OBJECTIVE: Each entry that follows is to be retyped exactly. Pictures do not belong in the copy.

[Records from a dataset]
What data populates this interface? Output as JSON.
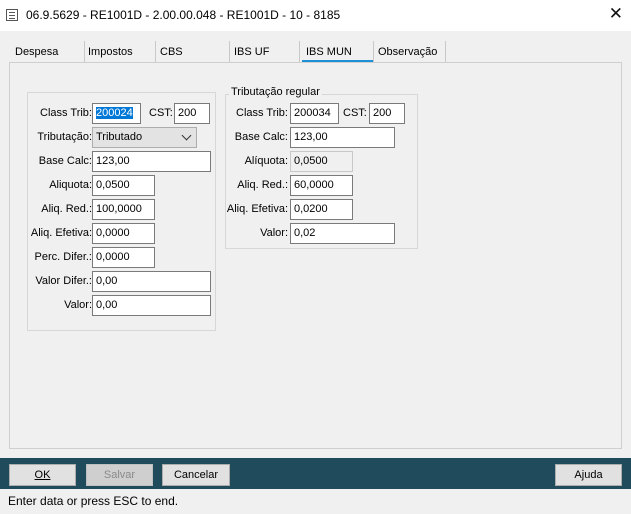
{
  "window": {
    "title": "06.9.5629 - RE1001D - 2.00.00.048 - RE1001D - 10 - 8185",
    "close_label": "✕"
  },
  "tabs": [
    {
      "label": "Despesa"
    },
    {
      "label": "Impostos"
    },
    {
      "label": "CBS"
    },
    {
      "label": "IBS UF"
    },
    {
      "label": "IBS MUN"
    },
    {
      "label": "Observação"
    }
  ],
  "active_tab": "IBS MUN",
  "accent_color": "#1e90d6",
  "left_panel": {
    "class_trib_label": "Class Trib:",
    "class_trib_value": "200024",
    "cst_label": "CST:",
    "cst_value": "200",
    "tributacao_label": "Tributação:",
    "tributacao_value": "Tributado",
    "base_calc_label": "Base Calc:",
    "base_calc_value": "123,00",
    "aliquota_label": "Aliquota:",
    "aliquota_value": "0,0500",
    "aliq_red_label": "Aliq. Red.:",
    "aliq_red_value": "100,0000",
    "aliq_efetiva_label": "Aliq. Efetiva:",
    "aliq_efetiva_value": "0,0000",
    "perc_difer_label": "Perc. Difer.:",
    "perc_difer_value": "0,0000",
    "valor_difer_label": "Valor Difer.:",
    "valor_difer_value": "0,00",
    "valor_label": "Valor:",
    "valor_value": "0,00"
  },
  "right_panel": {
    "legend": "Tributação regular",
    "class_trib_label": "Class Trib:",
    "class_trib_value": "200034",
    "cst_label": "CST:",
    "cst_value": "200",
    "base_calc_label": "Base Calc:",
    "base_calc_value": "123,00",
    "aliquota_label": "Alíquota:",
    "aliquota_value": "0,0500",
    "aliq_red_label": "Aliq. Red.:",
    "aliq_red_value": "60,0000",
    "aliq_efetiva_label": "Aliq. Efetiva:",
    "aliq_efetiva_value": "0,0200",
    "valor_label": "Valor:",
    "valor_value": "0,02"
  },
  "footer": {
    "ok_label": "OK",
    "salvar_label": "Salvar",
    "cancelar_label": "Cancelar",
    "ajuda_label": "Ajuda",
    "background": "#1f4b5c"
  },
  "status": {
    "text": "Enter data or press ESC to end."
  }
}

TASK ANSWER:
What data populates this interface? Output as JSON.
{
  "window": {
    "title": "06.9.5629 - RE1001D - 2.00.00.048 - RE1001D - 10 - 8185",
    "close_label": "✕"
  },
  "tabs": [
    {
      "label": "Despesa"
    },
    {
      "label": "Impostos"
    },
    {
      "label": "CBS"
    },
    {
      "label": "IBS UF"
    },
    {
      "label": "IBS MUN"
    },
    {
      "label": "Observação"
    }
  ],
  "active_tab": "IBS MUN",
  "accent_color": "#1e90d6",
  "left_panel": {
    "class_trib_label": "Class Trib:",
    "class_trib_value": "200024",
    "cst_label": "CST:",
    "cst_value": "200",
    "tributacao_label": "Tributação:",
    "tributacao_value": "Tributado",
    "base_calc_label": "Base Calc:",
    "base_calc_value": "123,00",
    "aliquota_label": "Aliquota:",
    "aliquota_value": "0,0500",
    "aliq_red_label": "Aliq. Red.:",
    "aliq_red_value": "100,0000",
    "aliq_efetiva_label": "Aliq. Efetiva:",
    "aliq_efetiva_value": "0,0000",
    "perc_difer_label": "Perc. Difer.:",
    "perc_difer_value": "0,0000",
    "valor_difer_label": "Valor Difer.:",
    "valor_difer_value": "0,00",
    "valor_label": "Valor:",
    "valor_value": "0,00"
  },
  "right_panel": {
    "legend": "Tributação regular",
    "class_trib_label": "Class Trib:",
    "class_trib_value": "200034",
    "cst_label": "CST:",
    "cst_value": "200",
    "base_calc_label": "Base Calc:",
    "base_calc_value": "123,00",
    "aliquota_label": "Alíquota:",
    "aliquota_value": "0,0500",
    "aliq_red_label": "Aliq. Red.:",
    "aliq_red_value": "60,0000",
    "aliq_efetiva_label": "Aliq. Efetiva:",
    "aliq_efetiva_value": "0,0200",
    "valor_label": "Valor:",
    "valor_value": "0,02"
  },
  "footer": {
    "ok_label": "OK",
    "salvar_label": "Salvar",
    "cancelar_label": "Cancelar",
    "ajuda_label": "Ajuda",
    "background": "#1f4b5c"
  },
  "status": {
    "text": "Enter data or press ESC to end."
  }
}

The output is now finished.